■ Collected data ■
_ _ _ _ _

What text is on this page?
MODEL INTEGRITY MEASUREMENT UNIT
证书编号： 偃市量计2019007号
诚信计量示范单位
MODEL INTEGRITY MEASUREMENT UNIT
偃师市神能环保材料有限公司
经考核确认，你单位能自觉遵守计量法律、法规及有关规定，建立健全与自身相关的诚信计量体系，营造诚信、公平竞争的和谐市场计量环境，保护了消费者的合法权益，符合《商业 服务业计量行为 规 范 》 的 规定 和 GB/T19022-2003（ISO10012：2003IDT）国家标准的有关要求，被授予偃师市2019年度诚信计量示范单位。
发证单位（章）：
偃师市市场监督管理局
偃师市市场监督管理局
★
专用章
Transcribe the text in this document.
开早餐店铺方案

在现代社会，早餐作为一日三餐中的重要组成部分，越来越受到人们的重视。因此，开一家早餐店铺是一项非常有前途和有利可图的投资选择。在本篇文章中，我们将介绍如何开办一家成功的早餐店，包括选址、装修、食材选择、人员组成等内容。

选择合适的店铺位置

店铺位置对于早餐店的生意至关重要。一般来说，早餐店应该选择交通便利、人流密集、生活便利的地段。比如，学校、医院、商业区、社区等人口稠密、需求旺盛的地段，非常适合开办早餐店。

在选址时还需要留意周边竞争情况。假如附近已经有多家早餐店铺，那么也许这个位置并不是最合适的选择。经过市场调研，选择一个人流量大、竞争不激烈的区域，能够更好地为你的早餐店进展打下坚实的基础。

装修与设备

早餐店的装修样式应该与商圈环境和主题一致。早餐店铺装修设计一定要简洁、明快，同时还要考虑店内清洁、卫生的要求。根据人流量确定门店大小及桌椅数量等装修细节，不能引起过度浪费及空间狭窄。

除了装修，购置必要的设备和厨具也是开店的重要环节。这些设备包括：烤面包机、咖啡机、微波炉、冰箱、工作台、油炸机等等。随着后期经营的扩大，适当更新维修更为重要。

_ _ _ _ _

■ Stated goal ■
From the records above, extract each line exactly as shown.

■ Result for this exercise ■
What text is on this page?
MODEL INTEGRITY MEASUREMENT UNIT
证书编号： 偃市量计2019007号
诚信计量示范单位
MODEL INTEGRITY MEASUREMENT UNIT
偃师市神能环保材料有限公司
经考核确认，你单位能自觉遵守计量法律、法规及有关规定，建立健全与自身相关的诚信计量体系，营造诚信、公平竞争的和谐市场计量环境，保护了消费者的合法权益，符合《商业 服务业计量行为 规 范 》 的 规定 和 GB/T19022-2003（ISO10012：2003IDT）国家标准的有关要求，被授予偃师市2019年度诚信计量示范单位。
发证单位（章）：
偃师市市场监督管理局
偃师市市场监督管理局
★
专用章
Transcribe the text in this document.
开早餐店铺方案

在现代社会，早餐作为一日三餐中的重要组成部分，越来越受到人们的重视。因此，开一家早餐店铺是一项非常有前途和有利可图的投资选择。在本篇文章中，我们将介绍如何开办一家成功的早餐店，包括选址、装修、食材选择、人员组成等内容。

选择合适的店铺位置

店铺位置对于早餐店的生意至关重要。一般来说，早餐店应该选择交通便利、人流密集、生活便利的地段。比如，学校、医院、商业区、社区等人口稠密、需求旺盛的地段，非常适合开办早餐店。

在选址时还需要留意周边竞争情况。假如附近已经有多家早餐店铺，那么也许这个位置并不是最合适的选择。经过市场调研，选择一个人流量大、竞争不激烈的区域，能够更好地为你的早餐店进展打下坚实的基础。

装修与设备

早餐店的装修样式应该与商圈环境和主题一致。早餐店铺装修设计一定要简洁、明快，同时还要考虑店内清洁、卫生的要求。根据人流量确定门店大小及桌椅数量等装修细节，不能引起过度浪费及空间狭窄。

除了装修，购置必要的设备和厨具也是开店的重要环节。这些设备包括：烤面包机、咖啡机、微波炉、冰箱、工作台、油炸机等等。随着后期经营的扩大，适当更新维修更为重要。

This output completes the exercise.